Tasks to perform -
**a)** From the blog post on As We Are Now, extract the text starting at "photo sartonsunday_zps16d33b94.jpg" and ending at "17, 1992 (1973)".
**b)** Answer these questions using the blog post on As We Are Now:
(i) Which company published the book?
(ii) How many pages does the book have?
(iii) In the quoted line from the book description, what kind of camp does the speaker say they are in?

Given passage -
Coming soon! A brand new From My Bookshelf experience.

Sunday, March 8, 2015

Sarton Sunday 8 III 2015 - As We Are Now by May Sarton

 photo sartonsunday_zps16d33b94.jpg

 photo 0393309576.01._SX175_SY250_SCLZZZZZZZ__zpslodpqga0.jpgAs We Are Now
by May Sarton
Published by W. W. Norton & Company, October 17, 1992 (1973)
144 Pages • ISBN 978-0393309577 • Paperback

 photo 5stars_zps4271af39.jpg

Schuler BooksBarnes & NobleAmazon
GoodreadsLibraryThing
To purchase any of the books in this post and help me buy more books, click the links above!



Book description:
"I am not mad, only old... I am in a concentration camp for the old."

Given data -
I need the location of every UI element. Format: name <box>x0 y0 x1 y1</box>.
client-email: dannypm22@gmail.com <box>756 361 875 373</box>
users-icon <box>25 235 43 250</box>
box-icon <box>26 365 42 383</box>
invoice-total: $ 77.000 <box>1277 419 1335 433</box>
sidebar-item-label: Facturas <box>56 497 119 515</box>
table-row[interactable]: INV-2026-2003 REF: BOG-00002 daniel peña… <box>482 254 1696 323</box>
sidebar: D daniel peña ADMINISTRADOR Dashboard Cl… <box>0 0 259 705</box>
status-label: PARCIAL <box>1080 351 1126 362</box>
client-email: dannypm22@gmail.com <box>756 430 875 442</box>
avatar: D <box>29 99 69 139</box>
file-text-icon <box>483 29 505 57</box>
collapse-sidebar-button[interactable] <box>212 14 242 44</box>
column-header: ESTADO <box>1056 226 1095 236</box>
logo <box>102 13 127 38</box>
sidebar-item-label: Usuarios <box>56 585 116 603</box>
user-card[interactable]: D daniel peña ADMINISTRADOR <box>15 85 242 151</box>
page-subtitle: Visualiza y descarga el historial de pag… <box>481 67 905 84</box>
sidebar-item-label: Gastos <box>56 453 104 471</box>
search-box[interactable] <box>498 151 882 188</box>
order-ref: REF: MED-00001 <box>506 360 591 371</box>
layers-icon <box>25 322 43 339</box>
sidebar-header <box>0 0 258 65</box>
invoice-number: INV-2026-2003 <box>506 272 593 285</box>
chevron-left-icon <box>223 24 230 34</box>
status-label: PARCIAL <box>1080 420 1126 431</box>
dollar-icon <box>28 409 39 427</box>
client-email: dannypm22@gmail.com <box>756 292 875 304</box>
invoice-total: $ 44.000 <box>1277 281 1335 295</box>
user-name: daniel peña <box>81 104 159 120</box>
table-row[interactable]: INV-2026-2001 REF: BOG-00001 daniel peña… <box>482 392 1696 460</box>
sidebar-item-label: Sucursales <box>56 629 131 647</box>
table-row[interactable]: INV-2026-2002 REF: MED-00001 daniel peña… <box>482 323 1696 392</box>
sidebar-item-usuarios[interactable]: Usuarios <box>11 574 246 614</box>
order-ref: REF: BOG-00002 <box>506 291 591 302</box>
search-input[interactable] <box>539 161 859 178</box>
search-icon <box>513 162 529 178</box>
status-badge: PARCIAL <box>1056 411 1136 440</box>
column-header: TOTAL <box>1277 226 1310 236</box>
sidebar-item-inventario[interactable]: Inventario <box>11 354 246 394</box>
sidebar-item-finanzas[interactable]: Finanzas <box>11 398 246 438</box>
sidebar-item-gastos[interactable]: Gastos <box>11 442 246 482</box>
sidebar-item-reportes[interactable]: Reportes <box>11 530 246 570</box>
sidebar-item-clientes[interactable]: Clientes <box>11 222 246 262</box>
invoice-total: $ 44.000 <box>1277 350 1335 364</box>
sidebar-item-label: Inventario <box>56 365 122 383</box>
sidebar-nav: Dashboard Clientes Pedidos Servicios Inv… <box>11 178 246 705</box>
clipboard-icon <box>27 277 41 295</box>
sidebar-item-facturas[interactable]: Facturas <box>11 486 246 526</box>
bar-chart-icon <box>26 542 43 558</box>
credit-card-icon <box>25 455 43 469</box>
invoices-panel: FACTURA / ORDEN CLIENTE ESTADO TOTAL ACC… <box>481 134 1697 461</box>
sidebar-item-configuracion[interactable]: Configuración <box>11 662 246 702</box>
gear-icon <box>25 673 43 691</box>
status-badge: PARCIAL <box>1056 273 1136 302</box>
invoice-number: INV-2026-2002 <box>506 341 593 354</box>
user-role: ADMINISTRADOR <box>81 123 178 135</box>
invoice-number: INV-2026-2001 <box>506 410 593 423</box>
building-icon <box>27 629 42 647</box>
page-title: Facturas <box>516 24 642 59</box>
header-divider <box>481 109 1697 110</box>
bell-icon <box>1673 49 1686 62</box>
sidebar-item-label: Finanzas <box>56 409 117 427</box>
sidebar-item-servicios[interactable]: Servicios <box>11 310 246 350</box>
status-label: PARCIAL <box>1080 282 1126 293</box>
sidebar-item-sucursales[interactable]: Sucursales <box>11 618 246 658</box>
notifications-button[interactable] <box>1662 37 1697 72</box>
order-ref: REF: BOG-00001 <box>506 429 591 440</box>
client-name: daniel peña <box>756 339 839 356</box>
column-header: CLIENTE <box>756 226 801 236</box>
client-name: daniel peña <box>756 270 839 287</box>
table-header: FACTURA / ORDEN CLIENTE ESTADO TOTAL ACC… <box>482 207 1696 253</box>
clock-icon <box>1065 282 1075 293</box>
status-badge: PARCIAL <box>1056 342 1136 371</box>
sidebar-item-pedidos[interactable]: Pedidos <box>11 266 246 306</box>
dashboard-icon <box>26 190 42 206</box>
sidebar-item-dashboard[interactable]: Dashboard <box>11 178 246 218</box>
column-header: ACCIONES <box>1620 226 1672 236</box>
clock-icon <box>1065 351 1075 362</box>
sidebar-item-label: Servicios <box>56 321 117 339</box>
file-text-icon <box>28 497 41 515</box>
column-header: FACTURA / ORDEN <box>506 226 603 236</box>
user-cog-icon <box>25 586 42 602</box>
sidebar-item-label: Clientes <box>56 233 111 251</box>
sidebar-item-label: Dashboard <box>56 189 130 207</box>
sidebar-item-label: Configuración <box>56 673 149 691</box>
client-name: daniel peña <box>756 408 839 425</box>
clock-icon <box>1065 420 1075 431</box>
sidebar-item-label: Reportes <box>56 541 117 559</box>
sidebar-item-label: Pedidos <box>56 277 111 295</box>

Responses to the exercise -
**a)**
photo sartonsunday_zps16d33b94.jpg

 photo 0393309576.01._SX175_SY250_SCLZZZZZZZ__zpslodpqga0.jpgAs We Are Now
by May Sarton
Published by W. W. Norton & Company, October 17, 1992 (1973)

**b)**
(i) W. W. Norton & Company
(ii) 144
(iii) A concentration camp for the old